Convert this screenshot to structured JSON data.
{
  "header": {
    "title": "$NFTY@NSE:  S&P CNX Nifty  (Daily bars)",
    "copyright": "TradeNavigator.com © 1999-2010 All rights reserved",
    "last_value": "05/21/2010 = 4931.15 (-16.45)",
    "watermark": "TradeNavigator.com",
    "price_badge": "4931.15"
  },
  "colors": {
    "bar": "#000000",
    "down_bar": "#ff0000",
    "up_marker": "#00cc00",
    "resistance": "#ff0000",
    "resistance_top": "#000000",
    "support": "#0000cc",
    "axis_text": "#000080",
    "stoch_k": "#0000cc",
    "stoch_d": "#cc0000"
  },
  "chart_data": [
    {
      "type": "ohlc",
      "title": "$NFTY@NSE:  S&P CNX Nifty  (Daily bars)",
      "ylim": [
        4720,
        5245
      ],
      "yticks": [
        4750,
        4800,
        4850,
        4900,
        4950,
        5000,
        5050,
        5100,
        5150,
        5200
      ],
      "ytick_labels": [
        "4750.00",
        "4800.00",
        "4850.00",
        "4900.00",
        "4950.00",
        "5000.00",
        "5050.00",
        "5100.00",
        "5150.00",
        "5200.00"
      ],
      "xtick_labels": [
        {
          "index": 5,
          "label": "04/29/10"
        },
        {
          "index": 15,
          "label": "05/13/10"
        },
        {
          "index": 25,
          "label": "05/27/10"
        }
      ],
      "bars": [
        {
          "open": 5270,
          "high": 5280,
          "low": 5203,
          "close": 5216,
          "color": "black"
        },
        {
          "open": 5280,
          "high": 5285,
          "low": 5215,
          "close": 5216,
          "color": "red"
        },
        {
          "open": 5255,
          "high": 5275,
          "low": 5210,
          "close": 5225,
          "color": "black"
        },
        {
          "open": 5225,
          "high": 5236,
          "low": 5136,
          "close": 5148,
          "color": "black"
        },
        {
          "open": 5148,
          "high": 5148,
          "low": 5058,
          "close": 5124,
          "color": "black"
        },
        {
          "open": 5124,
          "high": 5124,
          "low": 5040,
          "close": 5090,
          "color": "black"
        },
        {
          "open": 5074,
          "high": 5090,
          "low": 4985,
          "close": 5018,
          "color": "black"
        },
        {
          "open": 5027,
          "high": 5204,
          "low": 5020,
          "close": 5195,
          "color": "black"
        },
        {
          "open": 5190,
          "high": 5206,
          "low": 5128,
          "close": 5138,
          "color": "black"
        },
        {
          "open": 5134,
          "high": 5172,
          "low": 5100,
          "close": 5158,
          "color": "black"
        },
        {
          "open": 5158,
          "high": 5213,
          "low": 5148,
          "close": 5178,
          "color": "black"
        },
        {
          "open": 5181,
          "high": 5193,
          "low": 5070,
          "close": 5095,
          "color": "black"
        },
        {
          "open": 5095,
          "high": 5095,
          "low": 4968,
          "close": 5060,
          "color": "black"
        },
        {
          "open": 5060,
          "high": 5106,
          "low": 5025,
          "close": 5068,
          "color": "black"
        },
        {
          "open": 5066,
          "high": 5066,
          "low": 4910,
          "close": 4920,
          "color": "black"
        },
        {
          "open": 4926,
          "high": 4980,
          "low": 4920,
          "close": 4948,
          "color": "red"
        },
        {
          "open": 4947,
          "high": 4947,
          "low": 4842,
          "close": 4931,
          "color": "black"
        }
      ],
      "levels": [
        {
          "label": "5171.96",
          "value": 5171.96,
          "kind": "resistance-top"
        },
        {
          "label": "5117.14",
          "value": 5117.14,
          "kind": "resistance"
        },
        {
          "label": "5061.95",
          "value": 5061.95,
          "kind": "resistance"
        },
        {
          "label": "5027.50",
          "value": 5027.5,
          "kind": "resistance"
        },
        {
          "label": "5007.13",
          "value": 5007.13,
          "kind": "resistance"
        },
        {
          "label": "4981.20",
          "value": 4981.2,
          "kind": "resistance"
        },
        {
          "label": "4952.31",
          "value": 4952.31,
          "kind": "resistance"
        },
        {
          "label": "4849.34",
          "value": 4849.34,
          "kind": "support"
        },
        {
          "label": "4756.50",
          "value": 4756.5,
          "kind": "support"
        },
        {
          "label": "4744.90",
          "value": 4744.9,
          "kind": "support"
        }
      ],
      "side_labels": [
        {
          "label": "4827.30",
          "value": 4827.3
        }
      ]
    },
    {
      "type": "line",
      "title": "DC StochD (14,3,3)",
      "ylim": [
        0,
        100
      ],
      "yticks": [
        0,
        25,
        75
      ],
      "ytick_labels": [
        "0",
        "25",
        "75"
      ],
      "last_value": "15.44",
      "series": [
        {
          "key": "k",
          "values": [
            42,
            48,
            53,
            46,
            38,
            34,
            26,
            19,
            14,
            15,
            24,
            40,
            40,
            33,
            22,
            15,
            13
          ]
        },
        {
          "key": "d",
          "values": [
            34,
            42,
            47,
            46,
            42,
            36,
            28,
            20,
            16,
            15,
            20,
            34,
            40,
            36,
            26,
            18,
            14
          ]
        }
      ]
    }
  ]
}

* * * * * * * * *

[EXERCISE GOAL]: What is the number of lines in this listing that contain the word "bars"? Answer with that number and nothing else.

[SOLVED PROBLEM]: 3